** PROBLEM DESCRIPTION **
Go through the material below and copy all lines with "Head".

┏━━

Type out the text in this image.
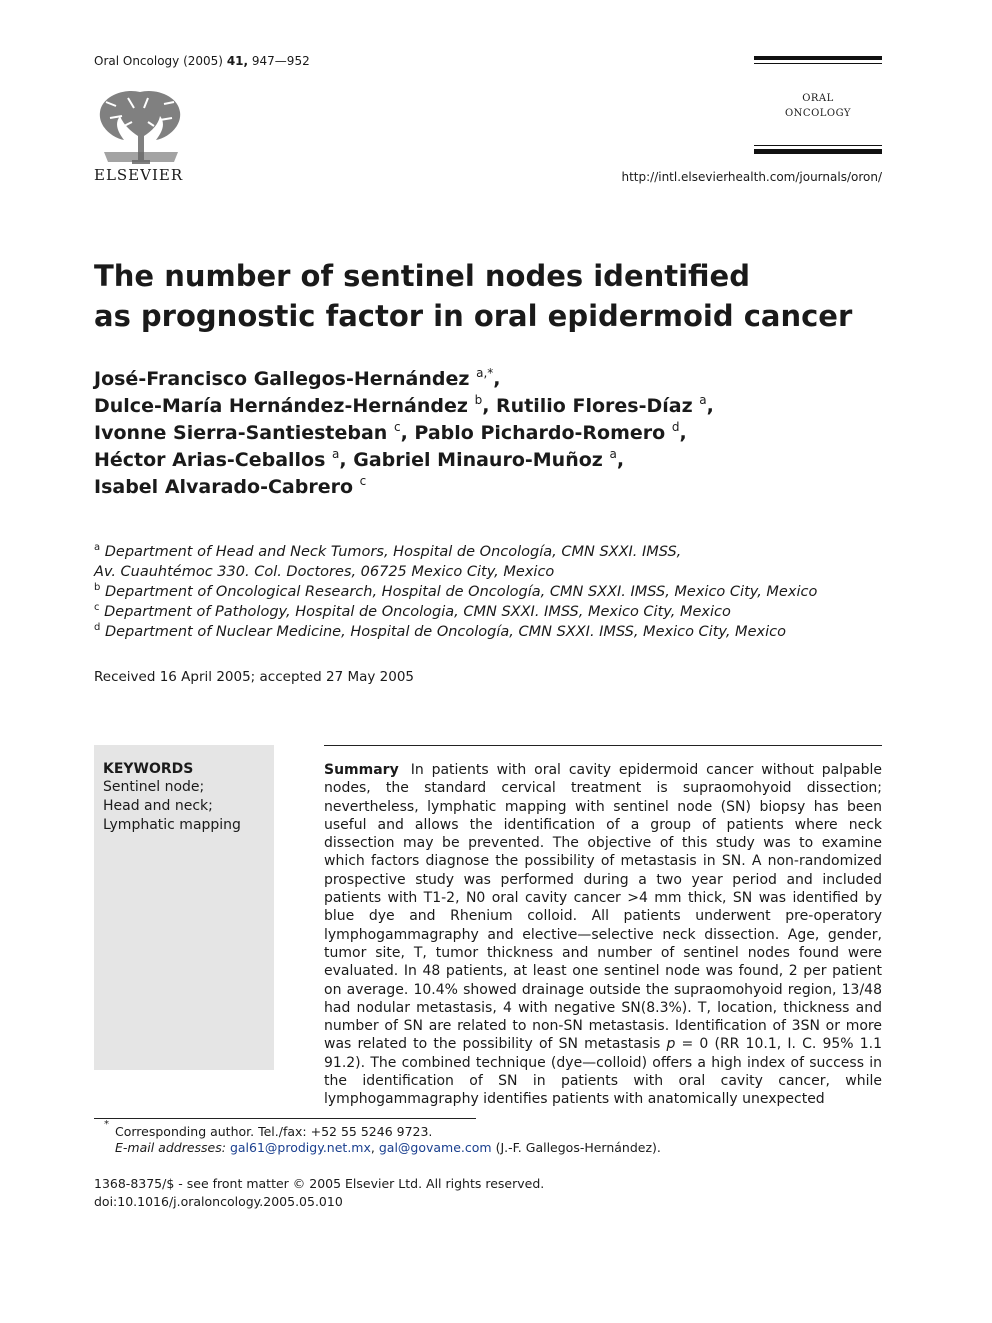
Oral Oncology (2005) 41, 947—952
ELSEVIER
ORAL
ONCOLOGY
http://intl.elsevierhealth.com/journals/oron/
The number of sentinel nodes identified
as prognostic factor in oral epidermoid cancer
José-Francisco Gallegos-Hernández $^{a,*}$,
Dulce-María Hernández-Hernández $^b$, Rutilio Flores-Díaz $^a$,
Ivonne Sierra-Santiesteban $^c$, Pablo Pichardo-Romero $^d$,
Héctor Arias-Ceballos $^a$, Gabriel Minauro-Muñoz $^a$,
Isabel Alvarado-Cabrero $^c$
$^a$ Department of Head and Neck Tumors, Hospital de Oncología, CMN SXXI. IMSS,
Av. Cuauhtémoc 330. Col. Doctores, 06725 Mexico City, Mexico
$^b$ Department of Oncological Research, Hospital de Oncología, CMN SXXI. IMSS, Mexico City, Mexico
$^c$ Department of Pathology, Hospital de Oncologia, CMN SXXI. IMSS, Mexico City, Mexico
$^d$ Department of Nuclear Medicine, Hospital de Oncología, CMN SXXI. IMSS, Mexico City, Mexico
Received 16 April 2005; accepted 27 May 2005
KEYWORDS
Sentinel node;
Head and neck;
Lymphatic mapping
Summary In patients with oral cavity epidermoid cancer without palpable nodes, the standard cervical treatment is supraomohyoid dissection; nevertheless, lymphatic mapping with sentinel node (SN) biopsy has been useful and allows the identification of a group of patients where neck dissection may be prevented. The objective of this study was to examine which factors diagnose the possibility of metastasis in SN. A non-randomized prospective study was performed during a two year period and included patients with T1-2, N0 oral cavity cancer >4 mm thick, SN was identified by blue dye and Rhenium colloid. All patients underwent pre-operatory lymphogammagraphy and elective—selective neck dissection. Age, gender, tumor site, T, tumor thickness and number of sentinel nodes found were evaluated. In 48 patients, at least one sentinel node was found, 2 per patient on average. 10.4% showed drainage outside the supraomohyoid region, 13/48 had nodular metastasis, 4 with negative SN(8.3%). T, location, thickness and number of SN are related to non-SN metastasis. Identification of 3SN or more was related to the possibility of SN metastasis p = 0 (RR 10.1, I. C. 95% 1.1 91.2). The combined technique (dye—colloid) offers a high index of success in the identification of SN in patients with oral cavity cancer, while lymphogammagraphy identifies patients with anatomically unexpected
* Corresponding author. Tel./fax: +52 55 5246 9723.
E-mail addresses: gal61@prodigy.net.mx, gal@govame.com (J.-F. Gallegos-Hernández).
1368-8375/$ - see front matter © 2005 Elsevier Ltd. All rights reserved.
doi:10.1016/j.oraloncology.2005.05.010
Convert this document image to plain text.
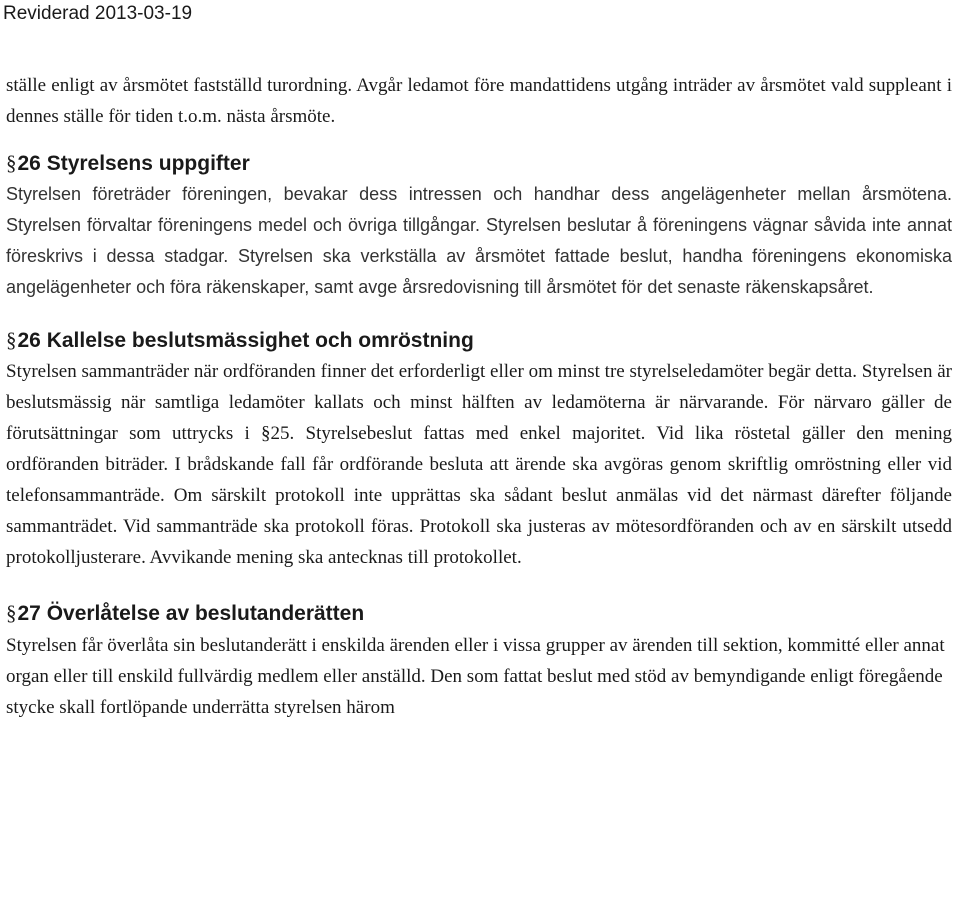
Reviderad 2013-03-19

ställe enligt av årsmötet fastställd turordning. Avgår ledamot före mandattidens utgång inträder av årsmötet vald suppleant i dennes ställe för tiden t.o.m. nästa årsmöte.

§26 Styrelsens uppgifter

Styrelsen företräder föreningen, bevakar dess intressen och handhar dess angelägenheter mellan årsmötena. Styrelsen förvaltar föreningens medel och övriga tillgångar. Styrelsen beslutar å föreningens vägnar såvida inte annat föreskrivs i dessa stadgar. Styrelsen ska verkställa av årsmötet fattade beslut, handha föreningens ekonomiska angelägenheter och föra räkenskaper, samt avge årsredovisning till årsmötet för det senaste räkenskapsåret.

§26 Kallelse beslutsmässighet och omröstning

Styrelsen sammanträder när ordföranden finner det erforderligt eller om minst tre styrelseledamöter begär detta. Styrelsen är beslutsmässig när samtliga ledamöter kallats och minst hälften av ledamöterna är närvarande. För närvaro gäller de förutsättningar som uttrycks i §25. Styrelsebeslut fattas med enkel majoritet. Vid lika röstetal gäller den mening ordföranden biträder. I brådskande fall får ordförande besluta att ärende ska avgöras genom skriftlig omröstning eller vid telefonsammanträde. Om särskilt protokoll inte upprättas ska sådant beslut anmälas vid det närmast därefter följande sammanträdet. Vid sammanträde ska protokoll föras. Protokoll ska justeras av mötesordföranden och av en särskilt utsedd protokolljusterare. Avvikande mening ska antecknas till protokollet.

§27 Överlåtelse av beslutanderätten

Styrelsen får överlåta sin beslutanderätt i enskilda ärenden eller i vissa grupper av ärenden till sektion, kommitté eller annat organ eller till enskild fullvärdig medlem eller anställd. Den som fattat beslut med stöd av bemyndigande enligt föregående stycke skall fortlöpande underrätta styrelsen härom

┗━━

** TASK RESPONSE **
$^a$ Department of Head and Neck Tumors, Hospital de Oncología, CMN SXXI. IMSS,
Head and neck;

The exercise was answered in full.